## Begin RECORDS PROVIDED

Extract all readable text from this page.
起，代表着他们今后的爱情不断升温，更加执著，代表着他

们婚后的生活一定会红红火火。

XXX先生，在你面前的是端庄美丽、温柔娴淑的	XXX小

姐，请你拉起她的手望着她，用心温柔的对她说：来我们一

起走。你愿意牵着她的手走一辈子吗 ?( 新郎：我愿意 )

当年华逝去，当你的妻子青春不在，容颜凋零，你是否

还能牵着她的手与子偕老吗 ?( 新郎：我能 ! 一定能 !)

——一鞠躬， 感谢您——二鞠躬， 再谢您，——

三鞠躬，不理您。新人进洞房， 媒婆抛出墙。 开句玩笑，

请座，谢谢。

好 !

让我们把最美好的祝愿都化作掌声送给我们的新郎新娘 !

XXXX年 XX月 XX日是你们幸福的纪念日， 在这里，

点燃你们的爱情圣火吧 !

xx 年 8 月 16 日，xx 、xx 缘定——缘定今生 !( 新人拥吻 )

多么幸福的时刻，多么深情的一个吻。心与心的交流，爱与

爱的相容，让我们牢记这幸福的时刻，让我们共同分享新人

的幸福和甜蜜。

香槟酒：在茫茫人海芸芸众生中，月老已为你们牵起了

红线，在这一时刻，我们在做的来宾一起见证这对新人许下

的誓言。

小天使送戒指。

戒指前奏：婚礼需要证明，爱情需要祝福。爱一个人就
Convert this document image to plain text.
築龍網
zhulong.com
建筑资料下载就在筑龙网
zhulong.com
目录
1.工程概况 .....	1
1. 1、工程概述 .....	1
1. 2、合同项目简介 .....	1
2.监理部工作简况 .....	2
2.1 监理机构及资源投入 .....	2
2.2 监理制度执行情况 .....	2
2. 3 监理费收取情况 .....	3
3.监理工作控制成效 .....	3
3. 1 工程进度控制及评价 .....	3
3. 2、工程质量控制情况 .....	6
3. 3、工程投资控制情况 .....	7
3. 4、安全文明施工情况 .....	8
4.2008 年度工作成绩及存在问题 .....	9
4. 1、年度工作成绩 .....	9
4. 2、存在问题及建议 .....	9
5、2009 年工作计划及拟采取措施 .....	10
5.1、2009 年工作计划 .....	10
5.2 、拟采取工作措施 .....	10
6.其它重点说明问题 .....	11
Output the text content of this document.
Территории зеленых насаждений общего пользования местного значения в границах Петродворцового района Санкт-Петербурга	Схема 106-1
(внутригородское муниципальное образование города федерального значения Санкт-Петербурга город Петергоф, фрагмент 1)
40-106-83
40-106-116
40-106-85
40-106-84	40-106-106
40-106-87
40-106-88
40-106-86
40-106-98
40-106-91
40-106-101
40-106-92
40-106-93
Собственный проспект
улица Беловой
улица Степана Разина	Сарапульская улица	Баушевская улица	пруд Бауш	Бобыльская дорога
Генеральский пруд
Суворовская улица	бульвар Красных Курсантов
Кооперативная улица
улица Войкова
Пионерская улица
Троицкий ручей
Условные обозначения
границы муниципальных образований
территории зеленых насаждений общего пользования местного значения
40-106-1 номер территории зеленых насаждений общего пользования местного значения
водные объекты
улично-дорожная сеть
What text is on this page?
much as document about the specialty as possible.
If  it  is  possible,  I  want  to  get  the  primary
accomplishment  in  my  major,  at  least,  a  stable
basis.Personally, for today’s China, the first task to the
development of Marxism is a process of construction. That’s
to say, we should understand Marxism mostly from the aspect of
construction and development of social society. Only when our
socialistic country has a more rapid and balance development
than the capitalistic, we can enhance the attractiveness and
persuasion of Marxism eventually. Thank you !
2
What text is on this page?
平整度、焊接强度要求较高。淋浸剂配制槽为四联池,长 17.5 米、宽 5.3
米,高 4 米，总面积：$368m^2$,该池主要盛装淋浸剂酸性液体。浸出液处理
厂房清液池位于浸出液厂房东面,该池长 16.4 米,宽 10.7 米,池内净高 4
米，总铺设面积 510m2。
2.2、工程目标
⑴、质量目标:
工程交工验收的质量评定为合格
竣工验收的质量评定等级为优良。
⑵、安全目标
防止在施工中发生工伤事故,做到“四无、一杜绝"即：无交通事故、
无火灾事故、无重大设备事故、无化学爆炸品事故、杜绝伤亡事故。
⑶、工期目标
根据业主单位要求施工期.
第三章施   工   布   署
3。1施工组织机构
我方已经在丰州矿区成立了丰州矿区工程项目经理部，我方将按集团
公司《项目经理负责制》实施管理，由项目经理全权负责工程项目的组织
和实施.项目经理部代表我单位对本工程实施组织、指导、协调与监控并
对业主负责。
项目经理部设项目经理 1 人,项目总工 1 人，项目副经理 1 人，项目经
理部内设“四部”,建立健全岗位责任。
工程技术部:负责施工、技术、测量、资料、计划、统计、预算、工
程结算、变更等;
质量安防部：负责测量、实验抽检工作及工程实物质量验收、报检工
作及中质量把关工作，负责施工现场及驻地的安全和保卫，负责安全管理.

## End RECORDS PROVIDED

● **WHAT IS EXPECTED**: Please reproduce every line of the material word for word.

● **SOLVED PROBLEM**:
Extract all readable text from this page.
起，代表着他们今后的爱情不断升温，更加执著，代表着他

们婚后的生活一定会红红火火。

XXX先生，在你面前的是端庄美丽、温柔娴淑的	XXX小

姐，请你拉起她的手望着她，用心温柔的对她说：来我们一

起走。你愿意牵着她的手走一辈子吗 ?( 新郎：我愿意 )

当年华逝去，当你的妻子青春不在，容颜凋零，你是否

还能牵着她的手与子偕老吗 ?( 新郎：我能 ! 一定能 !)

——一鞠躬， 感谢您——二鞠躬， 再谢您，——

三鞠躬，不理您。新人进洞房， 媒婆抛出墙。 开句玩笑，

请座，谢谢。

好 !

让我们把最美好的祝愿都化作掌声送给我们的新郎新娘 !

XXXX年 XX月 XX日是你们幸福的纪念日， 在这里，

点燃你们的爱情圣火吧 !

xx 年 8 月 16 日，xx 、xx 缘定——缘定今生 !( 新人拥吻 )

多么幸福的时刻，多么深情的一个吻。心与心的交流，爱与

爱的相容，让我们牢记这幸福的时刻，让我们共同分享新人

的幸福和甜蜜。

香槟酒：在茫茫人海芸芸众生中，月老已为你们牵起了

红线，在这一时刻，我们在做的来宾一起见证这对新人许下

的誓言。

小天使送戒指。

戒指前奏：婚礼需要证明，爱情需要祝福。爱一个人就
Convert this document image to plain text.
築龍網
zhulong.com
建筑资料下载就在筑龙网
zhulong.com
目录
1.工程概况 .....	1
1. 1、工程概述 .....	1
1. 2、合同项目简介 .....	1
2.监理部工作简况 .....	2
2.1 监理机构及资源投入 .....	2
2.2 监理制度执行情况 .....	2
2. 3 监理费收取情况 .....	3
3.监理工作控制成效 .....	3
3. 1 工程进度控制及评价 .....	3
3. 2、工程质量控制情况 .....	6
3. 3、工程投资控制情况 .....	7
3. 4、安全文明施工情况 .....	8
4.2008 年度工作成绩及存在问题 .....	9
4. 1、年度工作成绩 .....	9
4. 2、存在问题及建议 .....	9
5、2009 年工作计划及拟采取措施 .....	10
5.1、2009 年工作计划 .....	10
5.2 、拟采取工作措施 .....	10
6.其它重点说明问题 .....	11
Output the text content of this document.
Территории зеленых насаждений общего пользования местного значения в границах Петродворцового района Санкт-Петербурга	Схема 106-1
(внутригородское муниципальное образование города федерального значения Санкт-Петербурга город Петергоф, фрагмент 1)
40-106-83
40-106-116
40-106-85
40-106-84	40-106-106
40-106-87
40-106-88
40-106-86
40-106-98
40-106-91
40-106-101
40-106-92
40-106-93
Собственный проспект
улица Беловой
улица Степана Разина	Сарапульская улица	Баушевская улица	пруд Бауш	Бобыльская дорога
Генеральский пруд
Суворовская улица	бульвар Красных Курсантов
Кооперативная улица
улица Войкова
Пионерская улица
Троицкий ручей
Условные обозначения
границы муниципальных образований
территории зеленых насаждений общего пользования местного значения
40-106-1 номер территории зеленых насаждений общего пользования местного значения
водные объекты
улично-дорожная сеть
What text is on this page?
much as document about the specialty as possible.
If  it  is  possible,  I  want  to  get  the  primary
accomplishment  in  my  major,  at  least,  a  stable
basis.Personally, for today’s China, the first task to the
development of Marxism is a process of construction. That’s
to say, we should understand Marxism mostly from the aspect of
construction and development of social society. Only when our
socialistic country has a more rapid and balance development
than the capitalistic, we can enhance the attractiveness and
persuasion of Marxism eventually. Thank you !
2
What text is on this page?
平整度、焊接强度要求较高。淋浸剂配制槽为四联池,长 17.5 米、宽 5.3
米,高 4 米，总面积：$368m^2$,该池主要盛装淋浸剂酸性液体。浸出液处理
厂房清液池位于浸出液厂房东面,该池长 16.4 米,宽 10.7 米,池内净高 4
米，总铺设面积 510m2。
2.2、工程目标
⑴、质量目标:
工程交工验收的质量评定为合格
竣工验收的质量评定等级为优良。
⑵、安全目标
防止在施工中发生工伤事故,做到“四无、一杜绝"即：无交通事故、
无火灾事故、无重大设备事故、无化学爆炸品事故、杜绝伤亡事故。
⑶、工期目标
根据业主单位要求施工期.
第三章施   工   布   署
3。1施工组织机构
我方已经在丰州矿区成立了丰州矿区工程项目经理部，我方将按集团
公司《项目经理负责制》实施管理，由项目经理全权负责工程项目的组织
和实施.项目经理部代表我单位对本工程实施组织、指导、协调与监控并
对业主负责。
项目经理部设项目经理 1 人,项目总工 1 人，项目副经理 1 人，项目经
理部内设“四部”,建立健全岗位责任。
工程技术部:负责施工、技术、测量、资料、计划、统计、预算、工
程结算、变更等;
质量安防部：负责测量、实验抽检工作及工程实物质量验收、报检工
作及中质量把关工作，负责施工现场及驻地的安全和保卫，负责安全管理.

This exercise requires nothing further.